▶ ACTION DEMANDÉE: Poursuivez le texte sur la peinture et le cinéma en reprenant juste après sa dernière phrase.

▶ TEXTE SOURCE:
########

2024 – Peinture et Cinéma par Guy Reynaud

Pourquoi cette fascination des cinéastes pour la peinture ? Pourquoi certains d’entre eux, Antonioni, Pialat… ont-ils pratiqué les deux modes d’expression artistique ? Parce que, me direz-vous, peintres comme cinéastes ont choisi de s’exprimer en images. Certes, mais il y a plus.

Le sujet est immense et les pistes d’exploration nombreuses. Je n’en suivrai ici que deux, en laissant volontairement de côté tous ces films où le tableau ou sa reproduction est au cœur du scénario : Lang, The Woman in the window, Godard, Passion. Ne relevant pas non plus l’osmose qui a pu s’opérer entre peinture et pellicule lors de grands mouvements esthétiques : constructivisme (Koulechov, Eisenstein), expressionisme (Wiene, Murnau).

Les deux approches auxquelles je me limite ici avec ces quelques phrases sont le film à valeur documentaire et la biographie romancée, aussi appelée biopic à Hollywood.

########

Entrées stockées

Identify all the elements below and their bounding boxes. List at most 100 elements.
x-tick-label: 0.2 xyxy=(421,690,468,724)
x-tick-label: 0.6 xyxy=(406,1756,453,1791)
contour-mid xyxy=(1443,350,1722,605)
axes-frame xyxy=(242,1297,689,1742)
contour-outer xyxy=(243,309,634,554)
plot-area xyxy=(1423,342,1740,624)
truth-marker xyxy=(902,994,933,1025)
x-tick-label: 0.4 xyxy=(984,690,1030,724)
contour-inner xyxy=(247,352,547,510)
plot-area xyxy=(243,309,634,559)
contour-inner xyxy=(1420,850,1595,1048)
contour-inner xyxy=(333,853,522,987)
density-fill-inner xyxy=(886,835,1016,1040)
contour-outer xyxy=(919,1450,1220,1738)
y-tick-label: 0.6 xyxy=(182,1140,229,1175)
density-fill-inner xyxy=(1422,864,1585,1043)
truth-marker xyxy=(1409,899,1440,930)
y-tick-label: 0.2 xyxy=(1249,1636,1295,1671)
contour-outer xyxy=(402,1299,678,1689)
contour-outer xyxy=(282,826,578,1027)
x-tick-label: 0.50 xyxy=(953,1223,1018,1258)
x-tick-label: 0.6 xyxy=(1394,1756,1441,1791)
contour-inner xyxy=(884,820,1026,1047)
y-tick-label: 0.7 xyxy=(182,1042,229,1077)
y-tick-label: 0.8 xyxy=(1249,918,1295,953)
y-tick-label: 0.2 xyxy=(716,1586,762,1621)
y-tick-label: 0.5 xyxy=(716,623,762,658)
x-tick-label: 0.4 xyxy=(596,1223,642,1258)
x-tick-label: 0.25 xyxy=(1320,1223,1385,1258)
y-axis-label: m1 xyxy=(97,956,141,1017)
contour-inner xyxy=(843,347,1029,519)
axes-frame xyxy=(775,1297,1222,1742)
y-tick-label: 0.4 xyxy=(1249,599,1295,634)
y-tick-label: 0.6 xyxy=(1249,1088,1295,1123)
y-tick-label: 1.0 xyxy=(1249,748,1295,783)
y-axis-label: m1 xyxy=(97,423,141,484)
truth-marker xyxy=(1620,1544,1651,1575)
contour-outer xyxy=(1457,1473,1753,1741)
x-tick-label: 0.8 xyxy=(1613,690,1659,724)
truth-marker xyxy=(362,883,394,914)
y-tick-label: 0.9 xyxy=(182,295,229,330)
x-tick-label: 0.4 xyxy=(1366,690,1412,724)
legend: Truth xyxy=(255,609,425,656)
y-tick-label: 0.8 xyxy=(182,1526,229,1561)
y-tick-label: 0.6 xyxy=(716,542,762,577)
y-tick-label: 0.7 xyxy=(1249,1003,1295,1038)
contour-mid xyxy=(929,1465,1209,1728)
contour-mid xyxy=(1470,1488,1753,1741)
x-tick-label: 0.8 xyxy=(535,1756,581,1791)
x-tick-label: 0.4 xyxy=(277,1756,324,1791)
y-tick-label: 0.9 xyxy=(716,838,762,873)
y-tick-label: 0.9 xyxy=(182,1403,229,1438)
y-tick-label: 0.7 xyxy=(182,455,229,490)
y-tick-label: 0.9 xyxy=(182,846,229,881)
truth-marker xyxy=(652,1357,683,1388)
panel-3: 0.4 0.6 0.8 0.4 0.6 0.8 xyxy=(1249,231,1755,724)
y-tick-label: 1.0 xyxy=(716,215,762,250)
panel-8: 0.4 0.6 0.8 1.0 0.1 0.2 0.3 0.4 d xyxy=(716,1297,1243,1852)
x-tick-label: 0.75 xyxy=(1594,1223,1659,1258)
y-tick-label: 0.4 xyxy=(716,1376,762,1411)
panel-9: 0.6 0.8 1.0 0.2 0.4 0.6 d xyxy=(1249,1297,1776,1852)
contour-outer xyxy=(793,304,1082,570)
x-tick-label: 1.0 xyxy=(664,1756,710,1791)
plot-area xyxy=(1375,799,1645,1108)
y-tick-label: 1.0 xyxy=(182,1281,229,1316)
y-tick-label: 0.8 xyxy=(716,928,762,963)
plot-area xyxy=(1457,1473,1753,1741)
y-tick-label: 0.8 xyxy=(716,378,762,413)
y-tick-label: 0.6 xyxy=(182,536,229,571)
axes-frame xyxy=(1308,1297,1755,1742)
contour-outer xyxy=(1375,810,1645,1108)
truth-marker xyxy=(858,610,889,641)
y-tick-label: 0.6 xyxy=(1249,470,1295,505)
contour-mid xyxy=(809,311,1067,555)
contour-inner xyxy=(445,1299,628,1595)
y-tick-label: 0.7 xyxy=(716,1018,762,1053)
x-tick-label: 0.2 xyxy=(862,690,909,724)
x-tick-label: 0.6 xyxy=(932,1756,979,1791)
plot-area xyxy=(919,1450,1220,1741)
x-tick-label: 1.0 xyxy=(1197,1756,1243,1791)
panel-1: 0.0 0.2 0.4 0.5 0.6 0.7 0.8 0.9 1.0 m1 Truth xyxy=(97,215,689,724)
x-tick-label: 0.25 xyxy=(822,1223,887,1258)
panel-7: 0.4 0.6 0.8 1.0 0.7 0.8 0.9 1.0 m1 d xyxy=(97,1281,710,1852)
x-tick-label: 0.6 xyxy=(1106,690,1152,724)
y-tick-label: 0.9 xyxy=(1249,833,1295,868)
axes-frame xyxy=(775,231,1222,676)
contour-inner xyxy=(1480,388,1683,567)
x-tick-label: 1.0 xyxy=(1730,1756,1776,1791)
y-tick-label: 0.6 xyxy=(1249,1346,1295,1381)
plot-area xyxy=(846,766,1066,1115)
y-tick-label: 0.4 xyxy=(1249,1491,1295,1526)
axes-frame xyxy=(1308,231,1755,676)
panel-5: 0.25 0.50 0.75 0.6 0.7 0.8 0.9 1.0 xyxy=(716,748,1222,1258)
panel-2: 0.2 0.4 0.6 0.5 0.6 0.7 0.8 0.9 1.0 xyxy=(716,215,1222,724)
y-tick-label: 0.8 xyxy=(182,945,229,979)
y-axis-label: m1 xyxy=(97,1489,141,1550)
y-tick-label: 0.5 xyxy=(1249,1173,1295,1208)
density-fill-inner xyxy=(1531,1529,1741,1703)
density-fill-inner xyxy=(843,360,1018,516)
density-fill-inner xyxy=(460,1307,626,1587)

########

▶ RÉPONSE CI-DESSOUS:
Film à valeur documentaire :

Je préfère cette qualification un peu lourde au simple « film documentaire », car elle dépasse les limites de la simple œuvre descriptive et plus ou moins pédagogique. Documentaire de création, dit-on aussi parfois. Voyez Resnais au début de sa carrière consacrant des courts métrages à Van Gogh, Gauguin, Picasso (Guernica) selon un montage, une mise en perspective qui sont la marque de leur auteur. Mentionnons au passage Le Mystère Picasso, (trop) célèbre film performance où on suit la création d’une œuvre de l’artiste pendant les 78 minutes de son enregistrement par la caméra. Citons enfin le tout nouveau Ricardo et la peinture, où Barbet Schroeder sur son ami le peintre Cavallo en montrant comment vie et œuvre sont indissociables. (Le film qui sortira avant la fin de l’année sera programmé aux 400 Coups)

 

 

 

Biographie romancée ou Biopic.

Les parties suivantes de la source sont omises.